# TEXT BLOCK
[Begin]

SINGAPORE’S controlled media has come under criticism for the way it covered the campaign leading to last Saturday’s general election. While Singaporeans were still pondering on which party to give their votes to, many had already cast a negative vote for what they perceived to be biased, lop-sided press coverage.
A frequent charge was that the amount of space and time given by the national press and TV in this election was overwhelmingly in favour of the ruling People’s Action Party (PAP). Some of it was slanted to its favour. Much of what the opposition candidates did or said, on the other hand, was either ignored or under-reported. The national media made little effort to project an even-handed approach or treat both the ruling PAP and its political rivals as equal entities. There was hardly any mention of figures or photographs of the huge crowds attending their rallies.

[End]

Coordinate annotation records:
[Begin]

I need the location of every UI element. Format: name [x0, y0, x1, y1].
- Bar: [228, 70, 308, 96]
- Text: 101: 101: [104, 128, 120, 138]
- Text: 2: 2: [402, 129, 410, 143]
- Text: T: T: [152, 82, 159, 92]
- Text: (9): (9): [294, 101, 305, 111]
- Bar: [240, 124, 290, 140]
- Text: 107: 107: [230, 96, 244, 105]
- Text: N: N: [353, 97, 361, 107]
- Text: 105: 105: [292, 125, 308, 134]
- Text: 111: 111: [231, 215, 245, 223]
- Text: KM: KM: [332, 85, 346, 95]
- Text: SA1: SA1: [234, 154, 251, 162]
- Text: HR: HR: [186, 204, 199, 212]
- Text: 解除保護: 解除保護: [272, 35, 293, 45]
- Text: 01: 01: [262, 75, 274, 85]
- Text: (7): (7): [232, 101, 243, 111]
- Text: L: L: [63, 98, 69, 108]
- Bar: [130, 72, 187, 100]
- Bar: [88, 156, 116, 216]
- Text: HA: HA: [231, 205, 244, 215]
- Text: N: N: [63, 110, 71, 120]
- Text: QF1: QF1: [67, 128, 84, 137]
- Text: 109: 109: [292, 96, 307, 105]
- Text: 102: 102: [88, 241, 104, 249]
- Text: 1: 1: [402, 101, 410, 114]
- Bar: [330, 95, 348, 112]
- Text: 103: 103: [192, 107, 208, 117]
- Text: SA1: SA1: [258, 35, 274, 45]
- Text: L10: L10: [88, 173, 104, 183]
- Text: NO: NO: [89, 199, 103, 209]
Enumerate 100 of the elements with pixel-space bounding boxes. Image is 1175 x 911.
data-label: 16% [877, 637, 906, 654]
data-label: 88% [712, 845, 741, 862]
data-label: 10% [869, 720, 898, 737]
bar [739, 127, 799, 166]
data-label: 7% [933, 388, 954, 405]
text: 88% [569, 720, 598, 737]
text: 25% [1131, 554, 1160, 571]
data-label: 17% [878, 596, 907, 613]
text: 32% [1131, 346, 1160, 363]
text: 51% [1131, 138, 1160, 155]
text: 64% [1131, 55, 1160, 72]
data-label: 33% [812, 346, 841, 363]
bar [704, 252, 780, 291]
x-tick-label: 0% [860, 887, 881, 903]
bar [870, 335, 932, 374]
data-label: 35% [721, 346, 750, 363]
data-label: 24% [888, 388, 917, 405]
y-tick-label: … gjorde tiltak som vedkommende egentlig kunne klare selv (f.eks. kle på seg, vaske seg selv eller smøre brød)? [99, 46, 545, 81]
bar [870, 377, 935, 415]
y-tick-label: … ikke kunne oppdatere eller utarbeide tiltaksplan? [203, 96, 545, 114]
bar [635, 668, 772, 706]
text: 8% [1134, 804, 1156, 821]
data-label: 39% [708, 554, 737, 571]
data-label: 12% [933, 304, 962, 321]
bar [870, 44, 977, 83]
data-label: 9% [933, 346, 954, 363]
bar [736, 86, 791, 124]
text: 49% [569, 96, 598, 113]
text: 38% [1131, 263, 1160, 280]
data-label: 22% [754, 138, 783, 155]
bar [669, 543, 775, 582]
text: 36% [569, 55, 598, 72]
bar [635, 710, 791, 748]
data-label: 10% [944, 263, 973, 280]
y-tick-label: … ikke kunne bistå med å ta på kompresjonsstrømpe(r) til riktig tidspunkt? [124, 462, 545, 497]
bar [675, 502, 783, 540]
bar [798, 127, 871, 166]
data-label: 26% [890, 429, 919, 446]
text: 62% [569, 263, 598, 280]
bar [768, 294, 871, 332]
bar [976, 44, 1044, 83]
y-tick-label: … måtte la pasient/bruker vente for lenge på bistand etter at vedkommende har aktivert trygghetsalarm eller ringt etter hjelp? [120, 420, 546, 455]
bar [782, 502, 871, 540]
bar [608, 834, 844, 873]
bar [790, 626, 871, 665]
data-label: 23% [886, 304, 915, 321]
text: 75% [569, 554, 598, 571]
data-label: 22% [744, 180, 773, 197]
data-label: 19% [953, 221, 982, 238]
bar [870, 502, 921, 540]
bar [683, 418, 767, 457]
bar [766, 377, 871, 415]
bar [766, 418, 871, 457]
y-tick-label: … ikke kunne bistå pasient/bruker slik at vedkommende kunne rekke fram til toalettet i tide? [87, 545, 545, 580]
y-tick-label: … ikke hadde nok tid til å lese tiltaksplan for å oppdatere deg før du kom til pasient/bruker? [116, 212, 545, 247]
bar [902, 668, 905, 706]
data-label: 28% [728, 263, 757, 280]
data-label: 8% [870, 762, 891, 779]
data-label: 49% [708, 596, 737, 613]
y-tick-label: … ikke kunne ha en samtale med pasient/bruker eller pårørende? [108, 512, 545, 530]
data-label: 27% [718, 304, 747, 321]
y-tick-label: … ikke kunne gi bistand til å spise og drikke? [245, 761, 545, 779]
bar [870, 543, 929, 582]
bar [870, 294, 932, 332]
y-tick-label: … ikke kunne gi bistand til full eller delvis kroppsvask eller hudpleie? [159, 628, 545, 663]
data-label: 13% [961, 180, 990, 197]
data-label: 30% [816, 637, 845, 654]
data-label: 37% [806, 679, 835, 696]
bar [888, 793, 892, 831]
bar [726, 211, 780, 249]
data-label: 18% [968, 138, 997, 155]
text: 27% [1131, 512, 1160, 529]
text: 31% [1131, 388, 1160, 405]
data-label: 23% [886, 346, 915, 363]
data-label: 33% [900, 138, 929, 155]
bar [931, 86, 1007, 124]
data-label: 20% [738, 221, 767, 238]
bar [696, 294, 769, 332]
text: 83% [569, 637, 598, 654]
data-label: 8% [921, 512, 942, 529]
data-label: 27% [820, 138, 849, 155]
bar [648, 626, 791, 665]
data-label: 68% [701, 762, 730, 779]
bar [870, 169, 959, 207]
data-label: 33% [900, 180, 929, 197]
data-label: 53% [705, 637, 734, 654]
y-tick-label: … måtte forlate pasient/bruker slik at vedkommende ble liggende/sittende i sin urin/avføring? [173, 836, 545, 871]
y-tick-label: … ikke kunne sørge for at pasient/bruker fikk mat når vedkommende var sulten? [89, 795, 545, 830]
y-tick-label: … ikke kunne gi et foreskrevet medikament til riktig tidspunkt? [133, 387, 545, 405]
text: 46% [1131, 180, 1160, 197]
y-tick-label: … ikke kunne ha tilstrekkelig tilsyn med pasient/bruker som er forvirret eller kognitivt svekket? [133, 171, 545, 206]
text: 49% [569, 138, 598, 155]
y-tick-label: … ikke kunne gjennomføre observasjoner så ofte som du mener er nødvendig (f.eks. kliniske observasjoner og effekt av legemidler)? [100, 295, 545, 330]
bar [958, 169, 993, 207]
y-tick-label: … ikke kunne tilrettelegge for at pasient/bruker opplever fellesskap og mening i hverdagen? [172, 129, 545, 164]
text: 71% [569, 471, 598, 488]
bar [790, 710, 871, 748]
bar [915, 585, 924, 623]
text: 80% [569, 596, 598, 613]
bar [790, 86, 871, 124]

[End]

# EXERCISE TASKS
(a) Answer these questions about the Singapore election coverage text:
(i) Which party did the national press and TV give overwhelmingly more space and time to?
(ii) What did many Singaporeans cast a negative vote for?
(iii) What was hardly mentioned about the crowds at opposition rallies?
(b) Convert the rows into a numbered list, from the first row up to and including the row with "- Text: HA: HA: [231, 205, 244, 215]". Leave out blank lines.

# SOLUTIONS TO THE PROBLEMS
(a)
(i) The ruling People's Action Party (PAP).
(ii) What they perceived to be biased, lop-sided press coverage.
(iii) Figures or photographs of the huge crowds attending them.

(b)
1. I need the location of every UI element. Format: name [x0, y0, x1, y1].
2. - Bar: [228, 70, 308, 96]
3. - Text: 101: 101: [104, 128, 120, 138]
4. - Text: 2: 2: [402, 129, 410, 143]
5. - Text: T: T: [152, 82, 159, 92]
6. - Text: (9): (9): [294, 101, 305, 111]
7. - Bar: [240, 124, 290, 140]
8. - Text: 107: 107: [230, 96, 244, 105]
9. - Text: N: N: [353, 97, 361, 107]
10. - Text: 105: 105: [292, 125, 308, 134]
11. - Text: 111: 111: [231, 215, 245, 223]
12. - Text: KM: KM: [332, 85, 346, 95]
13. - Text: SA1: SA1: [234, 154, 251, 162]
14. - Text: HR: HR: [186, 204, 199, 212]
15. - Text: 解除保護: 解除保護: [272, 35, 293, 45]
16. - Text: 01: 01: [262, 75, 274, 85]
17. - Text: (7): (7): [232, 101, 243, 111]
18. - Text: L: L: [63, 98, 69, 108]
19. - Bar: [130, 72, 187, 100]
20. - Bar: [88, 156, 116, 216]
21. - Text: HA: HA: [231, 205, 244, 215]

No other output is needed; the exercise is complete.